[Work task]: Whichever lines of the entries hold the word "Köln" should be identified and copied.

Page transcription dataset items

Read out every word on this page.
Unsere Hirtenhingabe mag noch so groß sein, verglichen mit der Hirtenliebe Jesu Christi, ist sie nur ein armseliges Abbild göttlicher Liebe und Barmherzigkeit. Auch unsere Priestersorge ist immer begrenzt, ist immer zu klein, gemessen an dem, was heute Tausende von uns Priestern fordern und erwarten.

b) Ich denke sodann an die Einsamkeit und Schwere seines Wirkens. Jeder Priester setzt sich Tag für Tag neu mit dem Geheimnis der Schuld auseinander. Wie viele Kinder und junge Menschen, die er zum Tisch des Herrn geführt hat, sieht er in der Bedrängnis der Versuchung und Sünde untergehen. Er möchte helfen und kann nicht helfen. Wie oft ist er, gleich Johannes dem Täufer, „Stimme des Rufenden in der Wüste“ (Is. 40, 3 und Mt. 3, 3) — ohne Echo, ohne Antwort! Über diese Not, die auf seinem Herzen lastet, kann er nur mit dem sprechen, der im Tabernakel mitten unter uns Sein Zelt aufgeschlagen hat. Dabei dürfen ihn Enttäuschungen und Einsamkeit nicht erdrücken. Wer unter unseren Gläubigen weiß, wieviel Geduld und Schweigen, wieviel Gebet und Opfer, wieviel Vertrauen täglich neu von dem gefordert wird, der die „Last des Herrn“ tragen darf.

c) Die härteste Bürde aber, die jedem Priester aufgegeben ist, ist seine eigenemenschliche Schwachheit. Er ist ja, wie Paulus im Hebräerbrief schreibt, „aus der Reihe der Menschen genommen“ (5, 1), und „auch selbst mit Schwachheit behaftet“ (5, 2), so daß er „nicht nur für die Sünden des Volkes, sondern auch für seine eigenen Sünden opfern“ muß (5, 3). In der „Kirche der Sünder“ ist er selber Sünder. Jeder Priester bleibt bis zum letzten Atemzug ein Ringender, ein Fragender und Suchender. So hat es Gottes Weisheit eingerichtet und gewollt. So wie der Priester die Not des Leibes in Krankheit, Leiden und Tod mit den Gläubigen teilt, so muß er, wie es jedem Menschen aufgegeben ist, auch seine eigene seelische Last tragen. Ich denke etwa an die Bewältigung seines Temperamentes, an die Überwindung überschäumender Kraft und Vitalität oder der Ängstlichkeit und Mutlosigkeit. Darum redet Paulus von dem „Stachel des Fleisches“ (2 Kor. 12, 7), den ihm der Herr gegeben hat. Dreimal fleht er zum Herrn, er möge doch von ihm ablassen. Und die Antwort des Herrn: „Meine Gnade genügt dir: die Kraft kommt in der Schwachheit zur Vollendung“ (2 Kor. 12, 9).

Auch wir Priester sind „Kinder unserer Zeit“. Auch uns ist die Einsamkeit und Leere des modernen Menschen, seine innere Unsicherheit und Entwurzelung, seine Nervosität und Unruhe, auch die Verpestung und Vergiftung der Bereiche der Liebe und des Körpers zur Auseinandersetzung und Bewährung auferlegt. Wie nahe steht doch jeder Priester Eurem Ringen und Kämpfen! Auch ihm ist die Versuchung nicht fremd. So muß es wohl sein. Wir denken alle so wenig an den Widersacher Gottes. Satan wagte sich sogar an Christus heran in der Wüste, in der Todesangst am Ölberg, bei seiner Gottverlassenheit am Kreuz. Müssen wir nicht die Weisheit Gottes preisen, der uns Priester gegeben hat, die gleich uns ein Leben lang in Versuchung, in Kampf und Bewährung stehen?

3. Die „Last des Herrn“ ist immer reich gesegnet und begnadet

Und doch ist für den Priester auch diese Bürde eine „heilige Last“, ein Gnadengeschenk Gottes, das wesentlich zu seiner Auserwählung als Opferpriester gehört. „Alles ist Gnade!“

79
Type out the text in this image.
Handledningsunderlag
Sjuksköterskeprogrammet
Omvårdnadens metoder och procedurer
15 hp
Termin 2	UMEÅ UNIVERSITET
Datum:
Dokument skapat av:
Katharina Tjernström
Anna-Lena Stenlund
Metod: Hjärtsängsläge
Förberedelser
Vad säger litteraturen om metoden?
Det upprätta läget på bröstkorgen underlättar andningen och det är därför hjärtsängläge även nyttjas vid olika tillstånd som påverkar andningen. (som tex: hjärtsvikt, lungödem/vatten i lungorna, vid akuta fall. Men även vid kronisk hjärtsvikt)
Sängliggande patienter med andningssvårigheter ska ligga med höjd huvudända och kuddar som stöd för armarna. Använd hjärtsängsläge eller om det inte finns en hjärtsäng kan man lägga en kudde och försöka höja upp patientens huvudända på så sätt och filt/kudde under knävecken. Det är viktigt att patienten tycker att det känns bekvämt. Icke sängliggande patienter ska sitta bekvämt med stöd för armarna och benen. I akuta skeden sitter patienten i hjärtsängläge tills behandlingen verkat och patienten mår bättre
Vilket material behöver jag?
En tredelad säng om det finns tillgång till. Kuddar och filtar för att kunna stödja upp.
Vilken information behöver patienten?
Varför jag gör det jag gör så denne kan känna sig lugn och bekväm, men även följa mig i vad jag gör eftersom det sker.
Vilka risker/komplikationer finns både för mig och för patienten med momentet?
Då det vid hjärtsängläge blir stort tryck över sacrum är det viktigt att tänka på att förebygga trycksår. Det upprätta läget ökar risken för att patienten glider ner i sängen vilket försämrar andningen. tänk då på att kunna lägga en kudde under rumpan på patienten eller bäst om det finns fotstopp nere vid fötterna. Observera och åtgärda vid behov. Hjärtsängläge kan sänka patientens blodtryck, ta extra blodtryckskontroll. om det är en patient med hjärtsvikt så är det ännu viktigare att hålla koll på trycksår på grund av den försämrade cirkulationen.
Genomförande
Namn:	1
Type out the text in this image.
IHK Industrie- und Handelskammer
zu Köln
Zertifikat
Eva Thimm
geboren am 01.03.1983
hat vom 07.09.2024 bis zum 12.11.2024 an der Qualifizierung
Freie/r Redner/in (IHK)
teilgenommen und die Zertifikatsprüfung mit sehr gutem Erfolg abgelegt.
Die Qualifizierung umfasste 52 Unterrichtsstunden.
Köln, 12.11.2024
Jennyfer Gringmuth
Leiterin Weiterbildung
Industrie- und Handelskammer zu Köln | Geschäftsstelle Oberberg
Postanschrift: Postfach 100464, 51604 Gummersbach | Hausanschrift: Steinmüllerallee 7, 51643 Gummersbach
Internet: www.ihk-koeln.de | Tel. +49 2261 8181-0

[Result below]:
zu Köln
Köln, 12.11.2024
Industrie- und Handelskammer zu Köln | Geschäftsstelle Oberberg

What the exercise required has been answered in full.